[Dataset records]
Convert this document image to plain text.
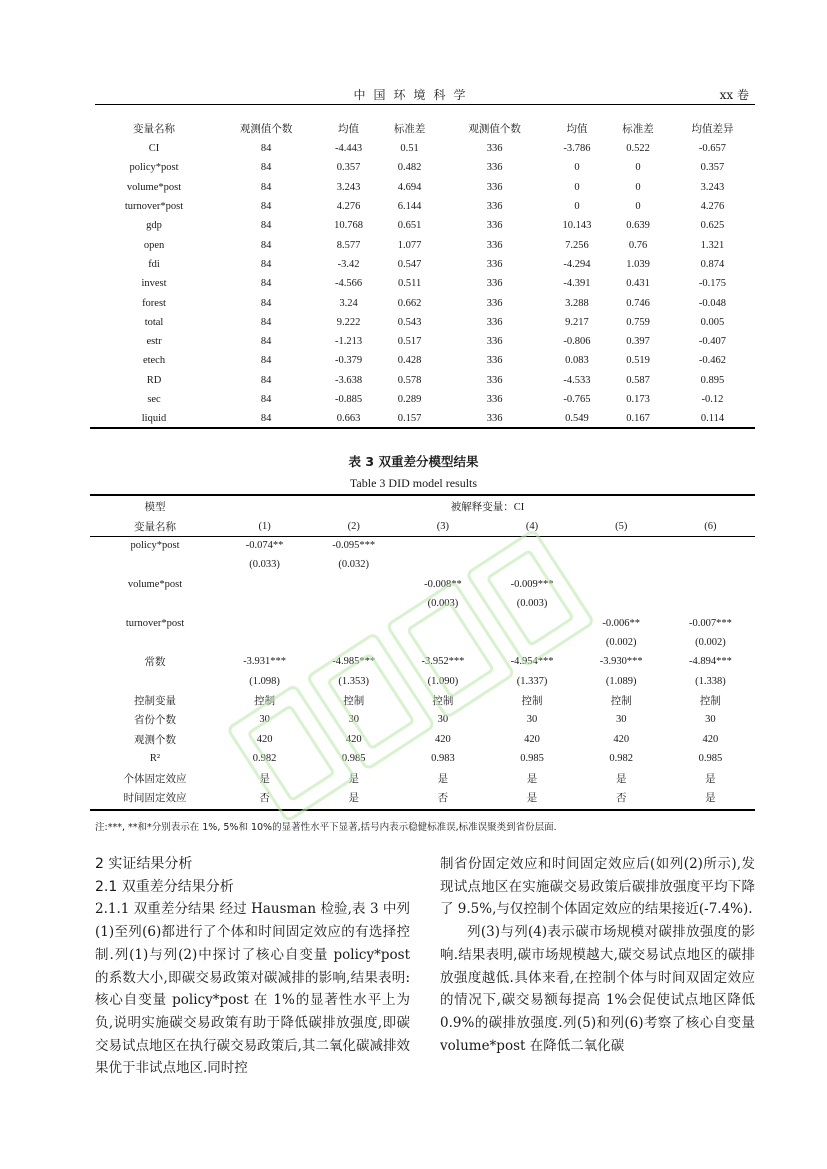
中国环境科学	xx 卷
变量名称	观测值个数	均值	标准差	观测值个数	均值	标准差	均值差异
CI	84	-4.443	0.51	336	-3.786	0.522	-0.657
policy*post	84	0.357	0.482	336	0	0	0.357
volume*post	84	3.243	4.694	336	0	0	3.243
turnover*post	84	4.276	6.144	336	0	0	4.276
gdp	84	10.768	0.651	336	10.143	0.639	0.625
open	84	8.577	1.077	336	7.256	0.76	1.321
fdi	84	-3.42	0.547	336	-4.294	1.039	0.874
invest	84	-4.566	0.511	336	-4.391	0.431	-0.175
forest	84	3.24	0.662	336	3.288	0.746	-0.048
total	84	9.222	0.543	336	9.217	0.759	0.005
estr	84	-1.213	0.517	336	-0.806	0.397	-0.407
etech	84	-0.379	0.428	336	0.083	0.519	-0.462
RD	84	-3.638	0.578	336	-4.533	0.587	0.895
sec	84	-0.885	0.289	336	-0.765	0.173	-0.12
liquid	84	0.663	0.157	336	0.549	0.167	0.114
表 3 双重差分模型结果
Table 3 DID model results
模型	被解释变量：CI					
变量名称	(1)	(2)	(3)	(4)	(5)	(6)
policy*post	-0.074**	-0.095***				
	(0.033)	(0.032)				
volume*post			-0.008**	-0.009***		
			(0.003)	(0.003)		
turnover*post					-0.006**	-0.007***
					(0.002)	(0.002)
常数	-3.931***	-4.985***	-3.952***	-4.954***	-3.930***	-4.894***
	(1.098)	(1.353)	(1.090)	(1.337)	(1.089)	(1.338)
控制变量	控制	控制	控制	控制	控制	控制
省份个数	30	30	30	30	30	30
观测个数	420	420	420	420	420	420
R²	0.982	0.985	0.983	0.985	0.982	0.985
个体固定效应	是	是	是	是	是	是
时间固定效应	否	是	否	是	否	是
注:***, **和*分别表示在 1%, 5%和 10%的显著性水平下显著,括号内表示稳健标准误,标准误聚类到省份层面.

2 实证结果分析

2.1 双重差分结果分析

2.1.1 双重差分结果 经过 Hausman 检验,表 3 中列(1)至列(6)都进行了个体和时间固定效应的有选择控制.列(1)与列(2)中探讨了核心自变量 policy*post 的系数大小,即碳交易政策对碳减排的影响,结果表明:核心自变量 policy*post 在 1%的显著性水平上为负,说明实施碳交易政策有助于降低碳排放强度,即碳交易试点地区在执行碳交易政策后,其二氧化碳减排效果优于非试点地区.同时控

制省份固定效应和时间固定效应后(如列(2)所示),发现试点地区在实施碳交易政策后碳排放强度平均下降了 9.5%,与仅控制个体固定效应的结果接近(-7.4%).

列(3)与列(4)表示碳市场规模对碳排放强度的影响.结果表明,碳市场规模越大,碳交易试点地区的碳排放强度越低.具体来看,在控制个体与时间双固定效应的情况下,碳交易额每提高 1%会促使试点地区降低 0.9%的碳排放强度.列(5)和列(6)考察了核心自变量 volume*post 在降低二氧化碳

* * *

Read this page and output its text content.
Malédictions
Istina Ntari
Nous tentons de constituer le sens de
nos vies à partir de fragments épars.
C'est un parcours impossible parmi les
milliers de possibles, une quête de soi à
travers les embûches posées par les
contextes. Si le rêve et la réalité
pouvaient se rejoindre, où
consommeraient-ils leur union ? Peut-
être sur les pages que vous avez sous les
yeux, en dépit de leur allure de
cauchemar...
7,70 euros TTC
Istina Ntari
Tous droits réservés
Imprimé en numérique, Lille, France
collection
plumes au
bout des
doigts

...

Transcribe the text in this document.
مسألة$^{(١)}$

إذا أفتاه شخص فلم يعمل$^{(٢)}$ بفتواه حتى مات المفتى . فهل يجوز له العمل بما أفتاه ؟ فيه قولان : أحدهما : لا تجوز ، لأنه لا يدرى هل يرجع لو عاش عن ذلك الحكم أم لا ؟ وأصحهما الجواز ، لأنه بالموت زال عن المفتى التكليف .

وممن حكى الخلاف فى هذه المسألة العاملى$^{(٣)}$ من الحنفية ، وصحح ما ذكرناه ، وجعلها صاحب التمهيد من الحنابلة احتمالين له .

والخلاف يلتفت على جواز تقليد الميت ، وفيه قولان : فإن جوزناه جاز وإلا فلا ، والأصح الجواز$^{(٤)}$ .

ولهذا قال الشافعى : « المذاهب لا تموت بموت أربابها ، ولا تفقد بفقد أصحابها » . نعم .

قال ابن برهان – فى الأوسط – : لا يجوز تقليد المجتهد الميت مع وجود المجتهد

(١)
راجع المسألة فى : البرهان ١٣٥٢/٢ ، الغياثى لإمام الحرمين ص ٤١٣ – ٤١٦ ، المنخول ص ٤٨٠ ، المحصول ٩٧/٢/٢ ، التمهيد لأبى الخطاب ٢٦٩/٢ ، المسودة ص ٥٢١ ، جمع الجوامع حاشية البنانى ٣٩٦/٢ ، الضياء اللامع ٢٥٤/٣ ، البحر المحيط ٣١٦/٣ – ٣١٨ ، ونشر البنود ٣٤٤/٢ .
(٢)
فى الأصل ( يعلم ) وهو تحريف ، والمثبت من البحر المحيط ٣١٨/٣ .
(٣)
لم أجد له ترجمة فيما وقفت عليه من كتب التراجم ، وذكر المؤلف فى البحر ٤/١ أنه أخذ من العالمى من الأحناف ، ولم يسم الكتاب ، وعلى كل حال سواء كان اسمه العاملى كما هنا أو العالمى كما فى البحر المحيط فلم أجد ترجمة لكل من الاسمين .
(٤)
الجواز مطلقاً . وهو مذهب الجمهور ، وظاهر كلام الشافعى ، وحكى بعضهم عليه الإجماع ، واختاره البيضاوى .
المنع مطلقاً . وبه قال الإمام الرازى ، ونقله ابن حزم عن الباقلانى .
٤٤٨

* [Aim]: Gather all the lines that include the word "تقليد" and copy them out.

* [Final result]:
والخلاف يلتفت على جواز تقليد الميت ، وفيه قولان : فإن جوزناه جاز وإلا فلا ، والأصح الجواز$^{(٤)}$ .
قال ابن برهان – فى الأوسط – : لا يجوز تقليد المجتهد الميت مع وجود المجتهد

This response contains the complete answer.